Exercise brief: Single out the lines that include the word "Pressure". Copy them.

═════ Data provided

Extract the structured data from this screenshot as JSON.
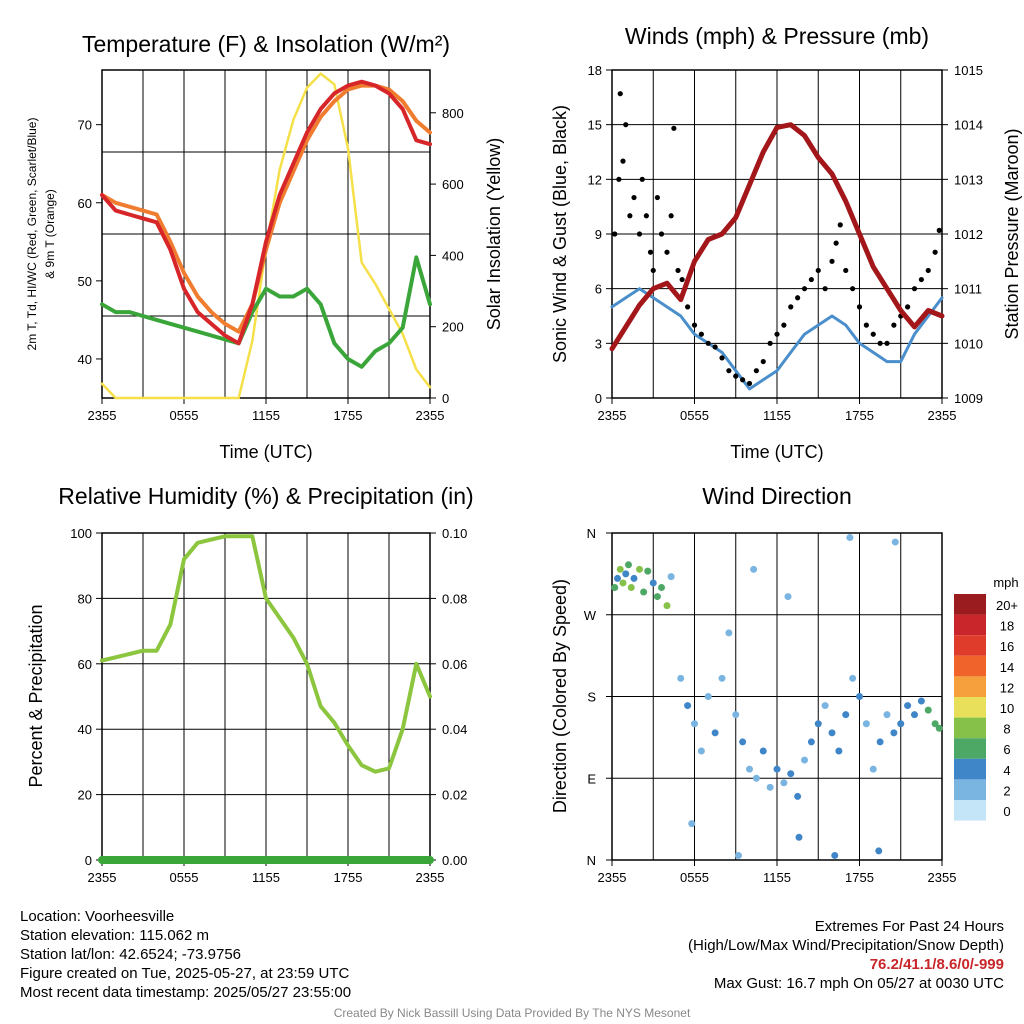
{
  "chart_data": [
    {
      "type": "line",
      "title": "Temperature (F) & Insolation (W/m²)",
      "xlabel": "Time (UTC)",
      "ylabel_left": [
        "2m T, Td, HI/WC (Red, Green, Scarlet/Blue)",
        "& 9m T (Orange)"
      ],
      "ylabel_right": "Solar Insolation (Yellow)",
      "x_ticks": [
        "2355",
        "0555",
        "1155",
        "1755",
        "2355"
      ],
      "y_left_ticks": [
        "40",
        "50",
        "60",
        "70"
      ],
      "y_right_ticks": [
        "0",
        "200",
        "400",
        "600",
        "800"
      ],
      "ylim_left": [
        35,
        77
      ],
      "ylim_right": [
        0,
        920
      ],
      "x_hours": [
        0,
        1,
        2,
        3,
        4,
        5,
        6,
        7,
        8,
        9,
        10,
        11,
        12,
        13,
        14,
        15,
        16,
        17,
        18,
        19,
        20,
        21,
        22,
        23,
        24
      ],
      "series": [
        {
          "color": "#d7262a",
          "axis": "left",
          "values": [
            61,
            59,
            58.5,
            58,
            57.5,
            54,
            49,
            46,
            44.5,
            43,
            42,
            47,
            55,
            61,
            65,
            69,
            72,
            74,
            75,
            75.5,
            75,
            74,
            72,
            68,
            67.5
          ]
        },
        {
          "color": "#f07c30",
          "axis": "left",
          "values": [
            61,
            60,
            59.5,
            59,
            58.5,
            55,
            51,
            48,
            46,
            44.5,
            43.5,
            47,
            54,
            60,
            64,
            68,
            71,
            73,
            74.5,
            75,
            75,
            74.5,
            73,
            70.5,
            69
          ]
        },
        {
          "color": "#3aa63a",
          "axis": "left",
          "values": [
            47,
            46,
            46,
            45.5,
            45,
            44.5,
            44,
            43.5,
            43,
            42.5,
            42,
            46,
            49,
            48,
            48,
            49,
            47,
            42,
            40,
            39,
            41,
            42,
            44,
            53,
            47
          ]
        },
        {
          "color": "#f5e04a",
          "axis": "right",
          "values": [
            40,
            0,
            0,
            0,
            0,
            0,
            0,
            0,
            0,
            0,
            0,
            160,
            420,
            640,
            780,
            870,
            910,
            880,
            700,
            380,
            320,
            250,
            180,
            80,
            30
          ]
        }
      ]
    },
    {
      "type": "line",
      "title": "Winds (mph) & Pressure (mb)",
      "xlabel": "Time (UTC)",
      "ylabel_left": "Sonic Wind & Gust (Blue, Black)",
      "ylabel_right": "Station Pressure (Maroon)",
      "x_ticks": [
        "2355",
        "0555",
        "1155",
        "1755",
        "2355"
      ],
      "y_left_ticks": [
        "0",
        "3",
        "6",
        "9",
        "12",
        "15",
        "18"
      ],
      "y_right_ticks": [
        "1009",
        "1010",
        "1011",
        "1012",
        "1013",
        "1014",
        "1015"
      ],
      "ylim_left": [
        0,
        18
      ],
      "ylim_right": [
        1009,
        1015
      ],
      "x_hours": [
        0,
        1,
        2,
        3,
        4,
        5,
        6,
        7,
        8,
        9,
        10,
        11,
        12,
        13,
        14,
        15,
        16,
        17,
        18,
        19,
        20,
        21,
        22,
        23,
        24
      ],
      "series": [
        {
          "color": "#4a8fcb",
          "axis": "left",
          "values": [
            5,
            5.5,
            6,
            5.5,
            5,
            4.5,
            3.5,
            3,
            2.5,
            1.5,
            0.5,
            1,
            1.5,
            2.5,
            3.5,
            4,
            4.5,
            4,
            3,
            2.5,
            2,
            2,
            3.5,
            4.5,
            5.5
          ]
        },
        {
          "color": "#a3171b",
          "axis": "right",
          "values": [
            1009.9,
            1010.3,
            1010.7,
            1011,
            1011.1,
            1010.8,
            1011.5,
            1011.9,
            1012,
            1012.3,
            1012.9,
            1013.5,
            1013.95,
            1014,
            1013.8,
            1013.4,
            1013.1,
            1012.6,
            1012,
            1011.4,
            1011,
            1010.6,
            1010.3,
            1010.6,
            1010.5
          ]
        }
      ],
      "gust_points": [
        [
          0.2,
          9
        ],
        [
          0.5,
          12
        ],
        [
          0.6,
          16.7
        ],
        [
          0.8,
          13
        ],
        [
          1,
          15
        ],
        [
          1.3,
          10
        ],
        [
          1.6,
          11
        ],
        [
          2,
          9
        ],
        [
          2.2,
          12
        ],
        [
          2.5,
          10
        ],
        [
          2.8,
          8
        ],
        [
          3,
          7
        ],
        [
          3.3,
          11
        ],
        [
          3.6,
          9
        ],
        [
          4,
          8
        ],
        [
          4.3,
          10
        ],
        [
          4.5,
          14.8
        ],
        [
          4.8,
          7
        ],
        [
          5.1,
          6.5
        ],
        [
          5.5,
          5
        ],
        [
          6,
          4
        ],
        [
          6.5,
          3.5
        ],
        [
          7,
          3
        ],
        [
          7.5,
          2.8
        ],
        [
          8,
          2.2
        ],
        [
          8.5,
          1.5
        ],
        [
          9,
          1.2
        ],
        [
          9.5,
          1
        ],
        [
          10,
          0.8
        ],
        [
          10.5,
          1.5
        ],
        [
          11,
          2
        ],
        [
          11.5,
          3
        ],
        [
          12,
          3.5
        ],
        [
          12.5,
          4
        ],
        [
          13,
          5
        ],
        [
          13.5,
          5.5
        ],
        [
          14,
          6
        ],
        [
          14.5,
          6.5
        ],
        [
          15,
          7
        ],
        [
          15.5,
          6
        ],
        [
          16,
          7.5
        ],
        [
          16.3,
          8.5
        ],
        [
          16.6,
          9.5
        ],
        [
          17,
          7
        ],
        [
          17.5,
          6
        ],
        [
          18,
          5
        ],
        [
          18.5,
          4
        ],
        [
          19,
          3.5
        ],
        [
          19.5,
          3
        ],
        [
          20,
          3
        ],
        [
          20.5,
          4
        ],
        [
          21,
          4.5
        ],
        [
          21.5,
          5
        ],
        [
          22,
          6
        ],
        [
          22.5,
          6.5
        ],
        [
          23,
          7
        ],
        [
          23.5,
          8
        ],
        [
          23.8,
          9.2
        ]
      ]
    },
    {
      "type": "line",
      "title": "Relative Humidity (%) & Precipitation (in)",
      "xlabel": "",
      "ylabel": "Percent & Precipitation",
      "x_ticks": [
        "2355",
        "0555",
        "1155",
        "1755",
        "2355"
      ],
      "y_left_ticks": [
        "0",
        "20",
        "40",
        "60",
        "80",
        "100"
      ],
      "y_right_ticks": [
        "0.00",
        "0.02",
        "0.04",
        "0.06",
        "0.08",
        "0.10"
      ],
      "ylim_left": [
        0,
        100
      ],
      "ylim_right": [
        0,
        0.1
      ],
      "x_hours": [
        0,
        1,
        2,
        3,
        4,
        5,
        6,
        7,
        8,
        9,
        10,
        11,
        12,
        13,
        14,
        15,
        16,
        17,
        18,
        19,
        20,
        21,
        22,
        23,
        24
      ],
      "series": [
        {
          "color": "#8cc63f",
          "axis": "left",
          "values": [
            61,
            62,
            63,
            64,
            64,
            72,
            92,
            97,
            98,
            99,
            99,
            99,
            80,
            74,
            68,
            60,
            47,
            42,
            35,
            29,
            27,
            28,
            40,
            60,
            50
          ]
        },
        {
          "color": "#3aa63a",
          "axis": "right",
          "values": [
            0,
            0,
            0,
            0,
            0,
            0,
            0,
            0,
            0,
            0,
            0,
            0,
            0,
            0,
            0,
            0,
            0,
            0,
            0,
            0,
            0,
            0,
            0,
            0,
            0
          ]
        }
      ]
    },
    {
      "type": "scatter",
      "title": "Wind Direction",
      "ylabel": "Direction (Colored By Speed)",
      "x_ticks": [
        "2355",
        "0555",
        "1155",
        "1755",
        "2355"
      ],
      "y_ticks": [
        "N",
        "E",
        "S",
        "W",
        "N"
      ],
      "ylim": [
        0,
        360
      ],
      "legend_title": "mph",
      "legend_labels": [
        "20+",
        "18",
        "16",
        "14",
        "12",
        "10",
        "8",
        "6",
        "4",
        "2",
        "0"
      ],
      "legend_colors": [
        "#9b1c1f",
        "#c8262a",
        "#e03c2c",
        "#f0642c",
        "#f5a03c",
        "#e8df5a",
        "#86c24a",
        "#4da866",
        "#3f86c8",
        "#7ab4e0",
        "#c4e4f7"
      ],
      "points": [
        [
          0.2,
          300,
          6
        ],
        [
          0.4,
          310,
          4
        ],
        [
          0.6,
          320,
          8
        ],
        [
          0.8,
          305,
          7
        ],
        [
          1.0,
          315,
          4
        ],
        [
          1.2,
          325,
          6
        ],
        [
          1.4,
          300,
          8
        ],
        [
          1.6,
          310,
          3
        ],
        [
          2.0,
          320,
          7
        ],
        [
          2.3,
          295,
          5
        ],
        [
          2.6,
          318,
          6
        ],
        [
          3.0,
          305,
          4
        ],
        [
          3.3,
          290,
          6
        ],
        [
          3.6,
          300,
          5
        ],
        [
          4.0,
          280,
          7
        ],
        [
          4.3,
          312,
          2
        ],
        [
          5.0,
          200,
          2
        ],
        [
          5.5,
          170,
          3
        ],
        [
          6.0,
          150,
          1
        ],
        [
          6.5,
          120,
          2
        ],
        [
          7.0,
          180,
          1
        ],
        [
          7.5,
          140,
          3
        ],
        [
          8.0,
          200,
          1
        ],
        [
          8.5,
          250,
          1
        ],
        [
          9.0,
          160,
          2
        ],
        [
          9.5,
          130,
          3
        ],
        [
          10.0,
          100,
          1
        ],
        [
          10.5,
          90,
          2
        ],
        [
          11.0,
          120,
          3
        ],
        [
          11.5,
          80,
          1
        ],
        [
          12.0,
          100,
          4
        ],
        [
          12.5,
          85,
          2
        ],
        [
          13.0,
          95,
          3
        ],
        [
          13.5,
          70,
          4
        ],
        [
          14.0,
          110,
          2
        ],
        [
          14.5,
          130,
          3
        ],
        [
          15.0,
          150,
          4
        ],
        [
          15.5,
          170,
          2
        ],
        [
          16.0,
          140,
          3
        ],
        [
          16.5,
          120,
          4
        ],
        [
          17.0,
          160,
          3
        ],
        [
          17.5,
          200,
          2
        ],
        [
          18.0,
          180,
          3
        ],
        [
          18.5,
          150,
          2
        ],
        [
          19.0,
          100,
          1
        ],
        [
          19.5,
          130,
          3
        ],
        [
          20.0,
          160,
          2
        ],
        [
          20.5,
          140,
          4
        ],
        [
          21.0,
          150,
          3
        ],
        [
          21.5,
          170,
          4
        ],
        [
          22.0,
          160,
          3
        ],
        [
          22.5,
          175,
          4
        ],
        [
          23.0,
          165,
          5
        ],
        [
          23.5,
          150,
          6
        ],
        [
          23.8,
          145,
          6
        ],
        [
          5.8,
          40,
          2
        ],
        [
          9.2,
          5,
          2
        ],
        [
          13.6,
          25,
          4
        ],
        [
          16.2,
          5,
          4
        ],
        [
          17.3,
          355,
          1
        ],
        [
          19.4,
          10,
          3
        ],
        [
          20.6,
          350,
          1
        ],
        [
          10.3,
          320,
          1
        ],
        [
          12.8,
          290,
          2
        ]
      ]
    }
  ],
  "footer_left": {
    "location": "Location: Voorheesville",
    "elevation": "Station elevation: 115.062 m",
    "latlon": "Station lat/lon: 42.6524; -73.9756",
    "created": "Figure created on Tue, 2025-05-27, at 23:59 UTC",
    "recent": "Most recent data timestamp: 2025/05/27 23:55:00"
  },
  "footer_right": {
    "title": "Extremes For Past 24 Hours",
    "subtitle": "(High/Low/Max Wind/Precipitation/Snow Depth)",
    "values": "76.2/41.1/8.6/0/-999",
    "gust": "Max Gust: 16.7 mph On 05/27 at 0030 UTC"
  },
  "credit": "Created By Nick Bassill Using Data Provided By The NYS Mesonet"
}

══════════

Written answer:
      "title": "Winds (mph) & Pressure (mb)",
      "ylabel_right": "Station Pressure (Maroon)",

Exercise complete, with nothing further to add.